== Given task ==
Identify each line holding the string "Fidelity" and copy it.

== Raw data ==
-------

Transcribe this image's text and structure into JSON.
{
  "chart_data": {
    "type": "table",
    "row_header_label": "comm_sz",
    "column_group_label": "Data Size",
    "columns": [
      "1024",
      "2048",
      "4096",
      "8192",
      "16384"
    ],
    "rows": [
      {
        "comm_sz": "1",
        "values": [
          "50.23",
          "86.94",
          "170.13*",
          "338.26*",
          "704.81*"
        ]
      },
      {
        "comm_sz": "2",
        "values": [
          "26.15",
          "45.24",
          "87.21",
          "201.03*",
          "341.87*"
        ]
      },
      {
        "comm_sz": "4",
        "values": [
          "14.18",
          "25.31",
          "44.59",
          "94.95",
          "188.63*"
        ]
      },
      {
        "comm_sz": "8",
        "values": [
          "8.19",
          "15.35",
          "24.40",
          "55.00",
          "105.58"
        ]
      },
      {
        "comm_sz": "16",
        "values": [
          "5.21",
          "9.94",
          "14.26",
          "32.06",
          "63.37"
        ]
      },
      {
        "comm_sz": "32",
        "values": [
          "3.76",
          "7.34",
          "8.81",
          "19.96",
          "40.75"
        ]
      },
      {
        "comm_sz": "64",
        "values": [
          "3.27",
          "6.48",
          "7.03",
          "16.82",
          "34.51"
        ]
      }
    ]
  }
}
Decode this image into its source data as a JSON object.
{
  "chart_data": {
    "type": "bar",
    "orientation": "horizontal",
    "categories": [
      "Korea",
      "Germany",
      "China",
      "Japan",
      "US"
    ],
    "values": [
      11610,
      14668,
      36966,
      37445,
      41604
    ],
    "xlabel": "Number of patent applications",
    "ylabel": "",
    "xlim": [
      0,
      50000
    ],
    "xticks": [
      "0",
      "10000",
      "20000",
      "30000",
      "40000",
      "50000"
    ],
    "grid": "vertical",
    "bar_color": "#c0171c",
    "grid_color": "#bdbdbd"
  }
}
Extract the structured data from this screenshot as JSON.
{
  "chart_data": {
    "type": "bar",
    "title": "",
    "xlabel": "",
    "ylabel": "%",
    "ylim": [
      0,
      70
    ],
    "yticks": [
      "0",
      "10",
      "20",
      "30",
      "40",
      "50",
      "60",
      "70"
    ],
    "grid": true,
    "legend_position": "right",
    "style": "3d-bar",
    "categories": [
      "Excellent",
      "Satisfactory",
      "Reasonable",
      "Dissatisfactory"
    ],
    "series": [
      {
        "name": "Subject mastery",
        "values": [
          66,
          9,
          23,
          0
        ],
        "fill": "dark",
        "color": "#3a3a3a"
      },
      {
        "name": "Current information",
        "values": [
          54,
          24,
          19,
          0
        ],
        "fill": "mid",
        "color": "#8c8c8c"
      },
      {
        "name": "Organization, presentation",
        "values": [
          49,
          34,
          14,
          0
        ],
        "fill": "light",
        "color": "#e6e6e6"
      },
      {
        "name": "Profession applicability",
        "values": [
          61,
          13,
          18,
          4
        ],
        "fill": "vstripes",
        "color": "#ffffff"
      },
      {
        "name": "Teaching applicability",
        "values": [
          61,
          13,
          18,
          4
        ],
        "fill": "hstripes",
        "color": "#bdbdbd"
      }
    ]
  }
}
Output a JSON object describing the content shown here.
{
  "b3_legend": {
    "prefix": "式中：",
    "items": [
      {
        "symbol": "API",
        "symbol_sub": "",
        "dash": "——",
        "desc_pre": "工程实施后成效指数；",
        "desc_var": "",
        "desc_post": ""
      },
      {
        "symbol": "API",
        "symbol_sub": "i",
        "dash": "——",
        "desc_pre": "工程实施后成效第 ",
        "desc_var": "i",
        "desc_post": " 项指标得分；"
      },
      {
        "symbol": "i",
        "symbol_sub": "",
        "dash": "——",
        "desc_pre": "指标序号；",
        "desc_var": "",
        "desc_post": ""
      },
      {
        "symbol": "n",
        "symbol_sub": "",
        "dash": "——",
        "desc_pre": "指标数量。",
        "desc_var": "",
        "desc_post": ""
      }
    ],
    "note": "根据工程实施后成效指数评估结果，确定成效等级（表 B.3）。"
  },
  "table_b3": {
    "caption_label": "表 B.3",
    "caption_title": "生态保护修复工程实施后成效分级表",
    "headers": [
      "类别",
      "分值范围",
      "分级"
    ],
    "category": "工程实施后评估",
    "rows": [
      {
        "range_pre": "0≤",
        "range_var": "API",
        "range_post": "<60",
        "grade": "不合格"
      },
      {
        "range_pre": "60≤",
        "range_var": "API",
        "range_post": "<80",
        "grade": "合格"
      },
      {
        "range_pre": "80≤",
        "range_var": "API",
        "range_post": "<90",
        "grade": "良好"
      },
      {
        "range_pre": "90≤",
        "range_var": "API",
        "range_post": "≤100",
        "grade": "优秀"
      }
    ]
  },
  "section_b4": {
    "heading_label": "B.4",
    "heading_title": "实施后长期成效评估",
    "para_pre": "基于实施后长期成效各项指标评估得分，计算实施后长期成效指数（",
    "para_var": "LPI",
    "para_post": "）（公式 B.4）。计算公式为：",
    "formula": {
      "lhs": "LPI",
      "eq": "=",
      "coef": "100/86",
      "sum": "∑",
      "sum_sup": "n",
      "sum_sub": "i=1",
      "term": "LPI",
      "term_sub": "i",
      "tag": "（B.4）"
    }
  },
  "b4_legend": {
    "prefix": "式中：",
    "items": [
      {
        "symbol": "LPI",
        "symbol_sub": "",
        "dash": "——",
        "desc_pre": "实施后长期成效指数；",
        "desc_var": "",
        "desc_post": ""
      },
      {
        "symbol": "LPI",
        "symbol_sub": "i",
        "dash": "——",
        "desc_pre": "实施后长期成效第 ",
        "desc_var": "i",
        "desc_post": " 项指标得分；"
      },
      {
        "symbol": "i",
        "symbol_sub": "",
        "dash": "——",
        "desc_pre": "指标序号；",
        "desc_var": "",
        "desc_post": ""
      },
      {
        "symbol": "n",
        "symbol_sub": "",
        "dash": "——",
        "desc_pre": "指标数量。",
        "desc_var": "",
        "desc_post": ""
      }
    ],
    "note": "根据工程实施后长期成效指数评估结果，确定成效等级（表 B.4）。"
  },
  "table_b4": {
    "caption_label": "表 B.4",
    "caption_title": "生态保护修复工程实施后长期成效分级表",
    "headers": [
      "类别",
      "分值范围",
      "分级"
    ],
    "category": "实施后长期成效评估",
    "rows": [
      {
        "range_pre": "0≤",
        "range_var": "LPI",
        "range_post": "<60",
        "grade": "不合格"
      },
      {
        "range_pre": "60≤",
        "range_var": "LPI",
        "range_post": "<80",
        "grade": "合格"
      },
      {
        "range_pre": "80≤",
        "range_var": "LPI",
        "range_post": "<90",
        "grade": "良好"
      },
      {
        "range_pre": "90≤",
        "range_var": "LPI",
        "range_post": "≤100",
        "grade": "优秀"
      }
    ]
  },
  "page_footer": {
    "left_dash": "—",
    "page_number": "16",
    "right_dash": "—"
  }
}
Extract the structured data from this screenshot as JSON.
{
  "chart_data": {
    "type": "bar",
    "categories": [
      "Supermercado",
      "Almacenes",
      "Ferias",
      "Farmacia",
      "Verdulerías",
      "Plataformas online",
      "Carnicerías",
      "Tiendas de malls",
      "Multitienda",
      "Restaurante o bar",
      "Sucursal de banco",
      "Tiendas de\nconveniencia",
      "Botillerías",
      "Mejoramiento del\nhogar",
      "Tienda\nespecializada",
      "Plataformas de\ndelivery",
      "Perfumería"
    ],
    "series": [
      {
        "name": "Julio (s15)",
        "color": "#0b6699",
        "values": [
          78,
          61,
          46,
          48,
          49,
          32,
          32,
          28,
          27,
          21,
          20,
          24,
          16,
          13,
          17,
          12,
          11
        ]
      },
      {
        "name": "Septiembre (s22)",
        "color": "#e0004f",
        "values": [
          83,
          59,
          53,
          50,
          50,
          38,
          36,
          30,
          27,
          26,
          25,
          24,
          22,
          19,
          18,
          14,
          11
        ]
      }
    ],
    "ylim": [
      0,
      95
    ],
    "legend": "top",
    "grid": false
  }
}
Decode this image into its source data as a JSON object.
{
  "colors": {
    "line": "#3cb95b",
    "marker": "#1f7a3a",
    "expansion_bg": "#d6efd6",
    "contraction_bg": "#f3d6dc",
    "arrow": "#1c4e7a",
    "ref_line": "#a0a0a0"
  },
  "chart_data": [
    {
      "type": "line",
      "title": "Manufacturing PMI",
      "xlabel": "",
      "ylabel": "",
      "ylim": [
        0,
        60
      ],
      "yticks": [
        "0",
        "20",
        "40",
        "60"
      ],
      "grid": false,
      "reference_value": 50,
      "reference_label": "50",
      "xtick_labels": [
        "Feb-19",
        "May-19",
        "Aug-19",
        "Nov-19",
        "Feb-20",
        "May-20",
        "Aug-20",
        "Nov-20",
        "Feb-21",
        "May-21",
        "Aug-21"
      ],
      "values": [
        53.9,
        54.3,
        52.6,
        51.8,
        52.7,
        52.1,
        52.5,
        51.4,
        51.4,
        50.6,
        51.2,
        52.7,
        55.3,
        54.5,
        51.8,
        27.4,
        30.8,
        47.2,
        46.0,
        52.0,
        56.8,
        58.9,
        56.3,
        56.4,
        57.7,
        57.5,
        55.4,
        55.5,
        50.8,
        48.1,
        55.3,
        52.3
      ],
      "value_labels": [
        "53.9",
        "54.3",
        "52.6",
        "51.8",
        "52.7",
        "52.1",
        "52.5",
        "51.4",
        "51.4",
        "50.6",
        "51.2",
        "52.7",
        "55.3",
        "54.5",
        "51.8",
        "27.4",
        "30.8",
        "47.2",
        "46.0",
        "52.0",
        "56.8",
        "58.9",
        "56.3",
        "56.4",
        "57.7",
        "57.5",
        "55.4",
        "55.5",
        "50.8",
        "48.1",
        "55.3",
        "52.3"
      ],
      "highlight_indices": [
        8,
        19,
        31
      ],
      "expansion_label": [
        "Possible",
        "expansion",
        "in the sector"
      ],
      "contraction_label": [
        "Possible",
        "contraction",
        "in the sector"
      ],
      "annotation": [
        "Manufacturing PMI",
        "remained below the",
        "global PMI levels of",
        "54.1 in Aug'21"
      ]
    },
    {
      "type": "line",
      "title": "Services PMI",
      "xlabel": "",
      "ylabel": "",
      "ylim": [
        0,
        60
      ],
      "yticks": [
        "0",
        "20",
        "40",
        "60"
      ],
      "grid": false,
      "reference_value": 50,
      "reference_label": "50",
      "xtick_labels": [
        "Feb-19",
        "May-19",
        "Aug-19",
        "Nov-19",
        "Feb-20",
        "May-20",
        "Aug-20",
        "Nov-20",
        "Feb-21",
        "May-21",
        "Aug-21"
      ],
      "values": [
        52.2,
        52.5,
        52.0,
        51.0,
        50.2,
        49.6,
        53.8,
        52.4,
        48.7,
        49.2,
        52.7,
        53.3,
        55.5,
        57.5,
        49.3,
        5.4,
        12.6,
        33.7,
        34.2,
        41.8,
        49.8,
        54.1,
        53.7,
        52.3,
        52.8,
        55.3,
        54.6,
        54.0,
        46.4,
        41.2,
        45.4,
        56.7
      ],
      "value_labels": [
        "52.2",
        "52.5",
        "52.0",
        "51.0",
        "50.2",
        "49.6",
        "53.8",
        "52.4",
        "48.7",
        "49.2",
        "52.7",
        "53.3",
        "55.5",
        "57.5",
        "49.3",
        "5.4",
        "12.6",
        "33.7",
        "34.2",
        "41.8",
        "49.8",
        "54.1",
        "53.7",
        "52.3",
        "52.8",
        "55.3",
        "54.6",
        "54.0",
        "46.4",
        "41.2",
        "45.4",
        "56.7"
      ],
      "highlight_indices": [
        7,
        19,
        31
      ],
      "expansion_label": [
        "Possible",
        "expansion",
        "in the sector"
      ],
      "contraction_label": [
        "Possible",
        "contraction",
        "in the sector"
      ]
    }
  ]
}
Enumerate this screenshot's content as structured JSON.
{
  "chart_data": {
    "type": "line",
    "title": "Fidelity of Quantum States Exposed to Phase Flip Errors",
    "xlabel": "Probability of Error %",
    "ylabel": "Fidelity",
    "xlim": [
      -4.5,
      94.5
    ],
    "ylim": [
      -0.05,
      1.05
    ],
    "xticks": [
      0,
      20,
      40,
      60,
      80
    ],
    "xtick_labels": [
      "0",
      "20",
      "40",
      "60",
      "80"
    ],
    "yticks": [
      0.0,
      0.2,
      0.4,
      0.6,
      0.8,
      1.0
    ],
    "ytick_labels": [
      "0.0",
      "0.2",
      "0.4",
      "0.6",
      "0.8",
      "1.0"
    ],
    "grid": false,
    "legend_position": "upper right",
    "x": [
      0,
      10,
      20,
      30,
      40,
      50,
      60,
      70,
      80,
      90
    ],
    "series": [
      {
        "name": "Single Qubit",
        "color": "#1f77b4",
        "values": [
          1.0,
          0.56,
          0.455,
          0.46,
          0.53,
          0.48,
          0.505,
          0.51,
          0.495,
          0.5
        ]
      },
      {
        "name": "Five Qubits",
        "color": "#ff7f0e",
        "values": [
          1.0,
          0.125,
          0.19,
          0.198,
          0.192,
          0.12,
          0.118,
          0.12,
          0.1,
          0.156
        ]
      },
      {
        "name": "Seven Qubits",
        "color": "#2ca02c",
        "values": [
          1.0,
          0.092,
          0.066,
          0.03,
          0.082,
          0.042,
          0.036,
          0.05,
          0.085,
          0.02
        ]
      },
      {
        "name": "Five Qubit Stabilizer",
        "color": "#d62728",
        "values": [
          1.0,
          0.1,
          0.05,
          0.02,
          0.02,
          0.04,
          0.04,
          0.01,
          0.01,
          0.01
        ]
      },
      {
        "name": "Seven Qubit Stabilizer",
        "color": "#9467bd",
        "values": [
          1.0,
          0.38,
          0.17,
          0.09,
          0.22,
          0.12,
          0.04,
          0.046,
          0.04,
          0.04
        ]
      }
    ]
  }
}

-------

== Solution to this task ==
    "title": "Fidelity of Quantum States Exposed to Phase Flip Errors",
    "ylabel": "Fidelity",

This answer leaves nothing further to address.